--- The problem ---
Give the material again in full, matching it exactly.

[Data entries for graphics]
———
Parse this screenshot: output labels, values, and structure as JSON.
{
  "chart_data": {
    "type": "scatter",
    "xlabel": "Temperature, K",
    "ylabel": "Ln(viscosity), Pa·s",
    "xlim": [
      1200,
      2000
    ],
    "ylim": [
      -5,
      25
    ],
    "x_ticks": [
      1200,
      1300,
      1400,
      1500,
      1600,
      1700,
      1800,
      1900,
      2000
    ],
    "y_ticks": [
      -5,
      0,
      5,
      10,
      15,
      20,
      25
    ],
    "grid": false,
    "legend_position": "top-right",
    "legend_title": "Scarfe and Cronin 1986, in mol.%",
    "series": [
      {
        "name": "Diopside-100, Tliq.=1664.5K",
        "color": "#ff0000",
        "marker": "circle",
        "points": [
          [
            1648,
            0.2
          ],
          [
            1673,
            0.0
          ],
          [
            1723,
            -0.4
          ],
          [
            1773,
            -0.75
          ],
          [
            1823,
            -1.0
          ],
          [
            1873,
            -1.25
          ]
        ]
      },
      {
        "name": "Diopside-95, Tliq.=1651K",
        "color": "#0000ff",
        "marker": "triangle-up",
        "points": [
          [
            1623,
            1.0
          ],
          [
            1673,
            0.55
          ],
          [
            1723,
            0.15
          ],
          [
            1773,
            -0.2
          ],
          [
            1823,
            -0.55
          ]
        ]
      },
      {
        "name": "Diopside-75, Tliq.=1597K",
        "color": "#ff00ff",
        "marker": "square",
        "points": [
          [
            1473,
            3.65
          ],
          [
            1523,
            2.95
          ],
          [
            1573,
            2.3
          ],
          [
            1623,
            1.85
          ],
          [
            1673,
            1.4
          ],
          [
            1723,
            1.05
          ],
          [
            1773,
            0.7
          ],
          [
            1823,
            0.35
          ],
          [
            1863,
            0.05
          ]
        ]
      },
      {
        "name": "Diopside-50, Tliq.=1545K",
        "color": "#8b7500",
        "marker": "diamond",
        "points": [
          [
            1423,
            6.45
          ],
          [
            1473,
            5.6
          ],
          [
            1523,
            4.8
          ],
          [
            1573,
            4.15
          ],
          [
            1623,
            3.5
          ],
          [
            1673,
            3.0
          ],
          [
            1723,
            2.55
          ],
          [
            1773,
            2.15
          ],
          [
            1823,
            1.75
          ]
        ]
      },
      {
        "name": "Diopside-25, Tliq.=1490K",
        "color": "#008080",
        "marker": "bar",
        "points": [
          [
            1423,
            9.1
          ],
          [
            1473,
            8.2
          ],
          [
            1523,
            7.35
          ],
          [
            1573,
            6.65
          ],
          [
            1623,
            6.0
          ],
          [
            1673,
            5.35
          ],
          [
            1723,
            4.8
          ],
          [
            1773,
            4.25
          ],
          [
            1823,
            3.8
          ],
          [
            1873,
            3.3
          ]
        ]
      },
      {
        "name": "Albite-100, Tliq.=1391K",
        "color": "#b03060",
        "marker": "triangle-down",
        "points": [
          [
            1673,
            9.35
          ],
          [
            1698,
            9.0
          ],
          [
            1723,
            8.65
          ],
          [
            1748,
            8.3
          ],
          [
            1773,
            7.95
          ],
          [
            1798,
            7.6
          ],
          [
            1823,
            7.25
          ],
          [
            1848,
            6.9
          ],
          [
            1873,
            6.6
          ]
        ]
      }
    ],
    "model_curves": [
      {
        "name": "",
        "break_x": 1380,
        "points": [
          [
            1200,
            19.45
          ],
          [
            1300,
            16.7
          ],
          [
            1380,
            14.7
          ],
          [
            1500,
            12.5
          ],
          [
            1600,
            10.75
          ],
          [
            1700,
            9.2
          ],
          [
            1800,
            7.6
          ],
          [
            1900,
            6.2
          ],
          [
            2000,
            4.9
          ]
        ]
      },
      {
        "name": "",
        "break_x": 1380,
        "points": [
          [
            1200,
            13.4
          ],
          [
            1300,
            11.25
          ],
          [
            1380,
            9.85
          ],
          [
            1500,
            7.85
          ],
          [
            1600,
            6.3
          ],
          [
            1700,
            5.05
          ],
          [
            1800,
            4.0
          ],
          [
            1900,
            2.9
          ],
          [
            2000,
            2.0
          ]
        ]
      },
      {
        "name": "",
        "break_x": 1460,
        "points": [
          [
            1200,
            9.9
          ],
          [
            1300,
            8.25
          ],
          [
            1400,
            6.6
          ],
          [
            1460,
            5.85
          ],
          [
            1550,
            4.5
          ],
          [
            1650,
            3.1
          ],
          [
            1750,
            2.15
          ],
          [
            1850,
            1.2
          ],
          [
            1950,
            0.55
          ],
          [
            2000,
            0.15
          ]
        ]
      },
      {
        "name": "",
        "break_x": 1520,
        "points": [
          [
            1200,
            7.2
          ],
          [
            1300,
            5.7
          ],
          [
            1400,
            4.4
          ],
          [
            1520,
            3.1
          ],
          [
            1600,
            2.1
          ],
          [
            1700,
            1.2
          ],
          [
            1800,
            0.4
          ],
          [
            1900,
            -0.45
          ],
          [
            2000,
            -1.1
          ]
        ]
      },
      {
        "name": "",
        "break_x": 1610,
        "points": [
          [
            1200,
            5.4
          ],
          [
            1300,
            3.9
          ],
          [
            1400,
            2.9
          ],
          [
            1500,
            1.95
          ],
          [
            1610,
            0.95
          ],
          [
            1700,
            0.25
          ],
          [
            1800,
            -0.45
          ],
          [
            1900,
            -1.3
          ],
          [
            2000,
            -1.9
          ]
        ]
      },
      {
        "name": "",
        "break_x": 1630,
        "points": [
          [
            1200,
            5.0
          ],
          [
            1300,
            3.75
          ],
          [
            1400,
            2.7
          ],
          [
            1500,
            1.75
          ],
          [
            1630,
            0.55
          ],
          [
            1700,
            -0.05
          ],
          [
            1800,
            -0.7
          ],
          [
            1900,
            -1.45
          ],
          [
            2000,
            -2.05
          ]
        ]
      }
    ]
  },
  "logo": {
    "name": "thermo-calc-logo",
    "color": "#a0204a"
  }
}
———
--- Task result ---
Parse this screenshot: output labels, values, and structure as JSON.
{
  "chart_data": {
    "type": "scatter",
    "xlabel": "Temperature, K",
    "ylabel": "Ln(viscosity), Pa·s",
    "xlim": [
      1200,
      2000
    ],
    "ylim": [
      -5,
      25
    ],
    "x_ticks": [
      1200,
      1300,
      1400,
      1500,
      1600,
      1700,
      1800,
      1900,
      2000
    ],
    "y_ticks": [
      -5,
      0,
      5,
      10,
      15,
      20,
      25
    ],
    "grid": false,
    "legend_position": "top-right",
    "legend_title": "Scarfe and Cronin 1986, in mol.%",
    "series": [
      {
        "name": "Diopside-100, Tliq.=1664.5K",
        "color": "#ff0000",
        "marker": "circle",
        "points": [
          [
            1648,
            0.2
          ],
          [
            1673,
            0.0
          ],
          [
            1723,
            -0.4
          ],
          [
            1773,
            -0.75
          ],
          [
            1823,
            -1.0
          ],
          [
            1873,
            -1.25
          ]
        ]
      },
      {
        "name": "Diopside-95, Tliq.=1651K",
        "color": "#0000ff",
        "marker": "triangle-up",
        "points": [
          [
            1623,
            1.0
          ],
          [
            1673,
            0.55
          ],
          [
            1723,
            0.15
          ],
          [
            1773,
            -0.2
          ],
          [
            1823,
            -0.55
          ]
        ]
      },
      {
        "name": "Diopside-75, Tliq.=1597K",
        "color": "#ff00ff",
        "marker": "square",
        "points": [
          [
            1473,
            3.65
          ],
          [
            1523,
            2.95
          ],
          [
            1573,
            2.3
          ],
          [
            1623,
            1.85
          ],
          [
            1673,
            1.4
          ],
          [
            1723,
            1.05
          ],
          [
            1773,
            0.7
          ],
          [
            1823,
            0.35
          ],
          [
            1863,
            0.05
          ]
        ]
      },
      {
        "name": "Diopside-50, Tliq.=1545K",
        "color": "#8b7500",
        "marker": "diamond",
        "points": [
          [
            1423,
            6.45
          ],
          [
            1473,
            5.6
          ],
          [
            1523,
            4.8
          ],
          [
            1573,
            4.15
          ],
          [
            1623,
            3.5
          ],
          [
            1673,
            3.0
          ],
          [
            1723,
            2.55
          ],
          [
            1773,
            2.15
          ],
          [
            1823,
            1.75
          ]
        ]
      },
      {
        "name": "Diopside-25, Tliq.=1490K",
        "color": "#008080",
        "marker": "bar",
        "points": [
          [
            1423,
            9.1
          ],
          [
            1473,
            8.2
          ],
          [
            1523,
            7.35
          ],
          [
            1573,
            6.65
          ],
          [
            1623,
            6.0
          ],
          [
            1673,
            5.35
          ],
          [
            1723,
            4.8
          ],
          [
            1773,
            4.25
          ],
          [
            1823,
            3.8
          ],
          [
            1873,
            3.3
          ]
        ]
      },
      {
        "name": "Albite-100, Tliq.=1391K",
        "color": "#b03060",
        "marker": "triangle-down",
        "points": [
          [
            1673,
            9.35
          ],
          [
            1698,
            9.0
          ],
          [
            1723,
            8.65
          ],
          [
            1748,
            8.3
          ],
          [
            1773,
            7.95
          ],
          [
            1798,
            7.6
          ],
          [
            1823,
            7.25
          ],
          [
            1848,
            6.9
          ],
          [
            1873,
            6.6
          ]
        ]
      }
    ],
    "model_curves": [
      {
        "name": "",
        "break_x": 1380,
        "points": [
          [
            1200,
            19.45
          ],
          [
            1300,
            16.7
          ],
          [
            1380,
            14.7
          ],
          [
            1500,
            12.5
          ],
          [
            1600,
            10.75
          ],
          [
            1700,
            9.2
          ],
          [
            1800,
            7.6
          ],
          [
            1900,
            6.2
          ],
          [
            2000,
            4.9
          ]
        ]
      },
      {
        "name": "",
        "break_x": 1380,
        "points": [
          [
            1200,
            13.4
          ],
          [
            1300,
            11.25
          ],
          [
            1380,
            9.85
          ],
          [
            1500,
            7.85
          ],
          [
            1600,
            6.3
          ],
          [
            1700,
            5.05
          ],
          [
            1800,
            4.0
          ],
          [
            1900,
            2.9
          ],
          [
            2000,
            2.0
          ]
        ]
      },
      {
        "name": "",
        "break_x": 1460,
        "points": [
          [
            1200,
            9.9
          ],
          [
            1300,
            8.25
          ],
          [
            1400,
            6.6
          ],
          [
            1460,
            5.85
          ],
          [
            1550,
            4.5
          ],
          [
            1650,
            3.1
          ],
          [
            1750,
            2.15
          ],
          [
            1850,
            1.2
          ],
          [
            1950,
            0.55
          ],
          [
            2000,
            0.15
          ]
        ]
      },
      {
        "name": "",
        "break_x": 1520,
        "points": [
          [
            1200,
            7.2
          ],
          [
            1300,
            5.7
          ],
          [
            1400,
            4.4
          ],
          [
            1520,
            3.1
          ],
          [
            1600,
            2.1
          ],
          [
            1700,
            1.2
          ],
          [
            1800,
            0.4
          ],
          [
            1900,
            -0.45
          ],
          [
            2000,
            -1.1
          ]
        ]
      },
      {
        "name": "",
        "break_x": 1610,
        "points": [
          [
            1200,
            5.4
          ],
          [
            1300,
            3.9
          ],
          [
            1400,
            2.9
          ],
          [
            1500,
            1.95
          ],
          [
            1610,
            0.95
          ],
          [
            1700,
            0.25
          ],
          [
            1800,
            -0.45
          ],
          [
            1900,
            -1.3
          ],
          [
            2000,
            -1.9
          ]
        ]
      },
      {
        "name": "",
        "break_x": 1630,
        "points": [
          [
            1200,
            5.0
          ],
          [
            1300,
            3.75
          ],
          [
            1400,
            2.7
          ],
          [
            1500,
            1.75
          ],
          [
            1630,
            0.55
          ],
          [
            1700,
            -0.05
          ],
          [
            1800,
            -0.7
          ],
          [
            1900,
            -1.45
          ],
          [
            2000,
            -2.05
          ]
        ]
      }
    ]
  },
  "logo": {
    "name": "thermo-calc-logo",
    "color": "#a0204a"
  }
}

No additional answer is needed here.